##### Material supplied
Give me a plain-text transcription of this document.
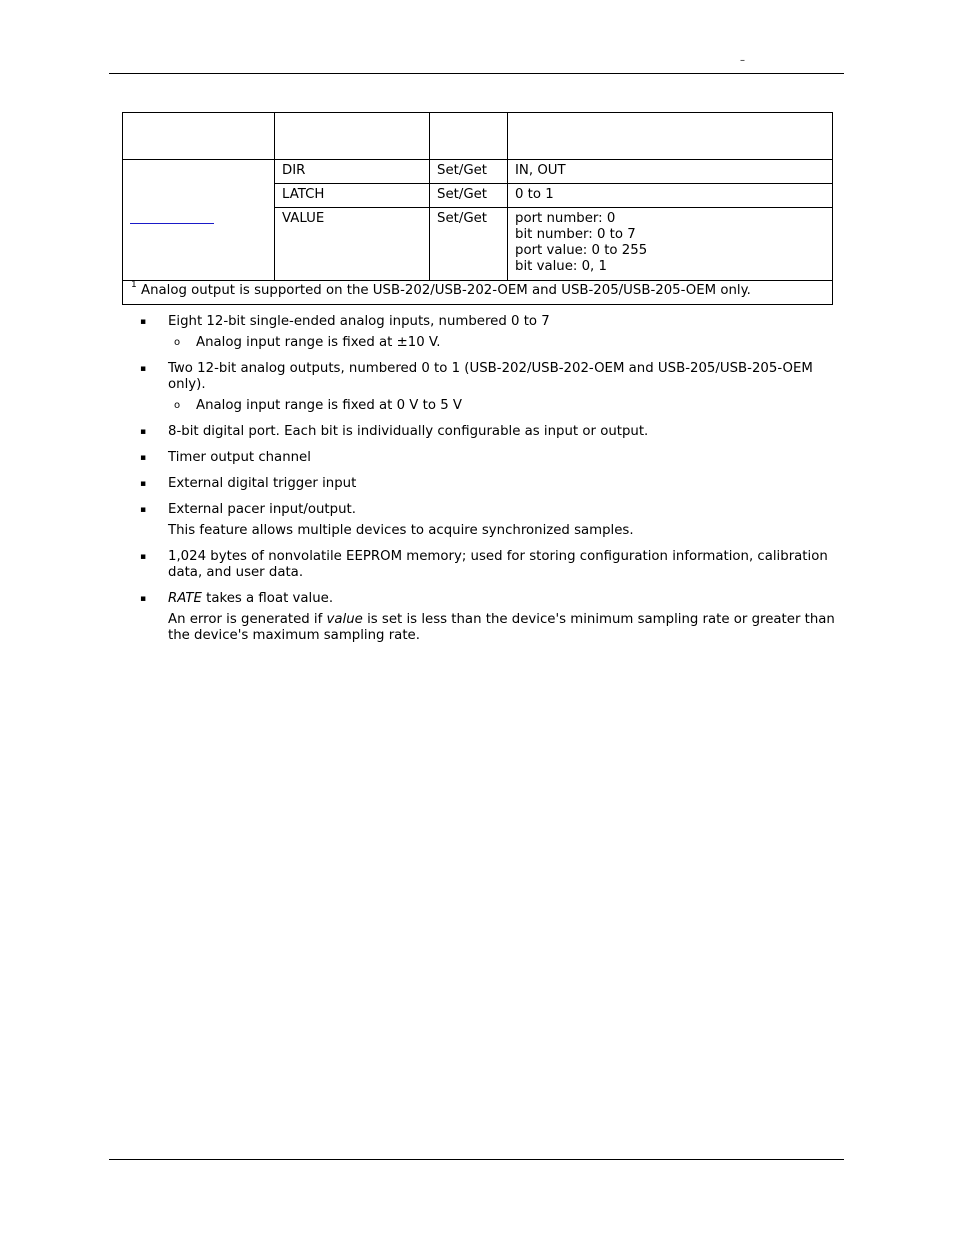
–

	DIR	Set/Get	IN, OUT
	LATCH	Set/Get	0 to 1
	VALUE	Set/Get	port number: 0
bit number: 0 to 7
port value: 0 to 255
bit value: 0, 1

$^1$ Analog output is supported on the USB-202/USB-202-OEM and USB-205/USB-205-OEM only.			
▪ Eight 12-bit single-ended analog inputs, numbered 0 to 7
o Analog input range is fixed at ±10 V.
▪ Two 12-bit analog outputs, numbered 0 to 1 (USB-202/USB-202-OEM and USB-205/USB-205-OEM only).
o Analog input range is fixed at 0 V to 5 V
▪ 8-bit digital port. Each bit is individually configurable as input or output.
▪ Timer output channel
▪ External digital trigger input
▪ External pacer input/output.
This feature allows multiple devices to acquire synchronized samples.
▪ 1,024 bytes of nonvolatile EEPROM memory; used for storing configuration information, calibration data, and user data.
▪ RATE takes a float value.
An error is generated if value is set is less than the device's minimum sampling rate or greater than the device's maximum sampling rate.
##########
§ **Task objective**:
Repeat each line of the records above exactly, but do not copy the pictures.

§ **Answer to this exercise**:
Give me a plain-text transcription of this document.
–

	DIR	Set/Get	IN, OUT
	LATCH	Set/Get	0 to 1
	VALUE	Set/Get	port number: 0
bit number: 0 to 7
port value: 0 to 255
bit value: 0, 1

$^1$ Analog output is supported on the USB-202/USB-202-OEM and USB-205/USB-205-OEM only.			
▪ Eight 12-bit single-ended analog inputs, numbered 0 to 7
o Analog input range is fixed at ±10 V.
▪ Two 12-bit analog outputs, numbered 0 to 1 (USB-202/USB-202-OEM and USB-205/USB-205-OEM only).
o Analog input range is fixed at 0 V to 5 V
▪ 8-bit digital port. Each bit is individually configurable as input or output.
▪ Timer output channel
▪ External digital trigger input
▪ External pacer input/output.
This feature allows multiple devices to acquire synchronized samples.
▪ 1,024 bytes of nonvolatile EEPROM memory; used for storing configuration information, calibration data, and user data.
▪ RATE takes a float value.
An error is generated if value is set is less than the device's minimum sampling rate or greater than the device's maximum sampling rate.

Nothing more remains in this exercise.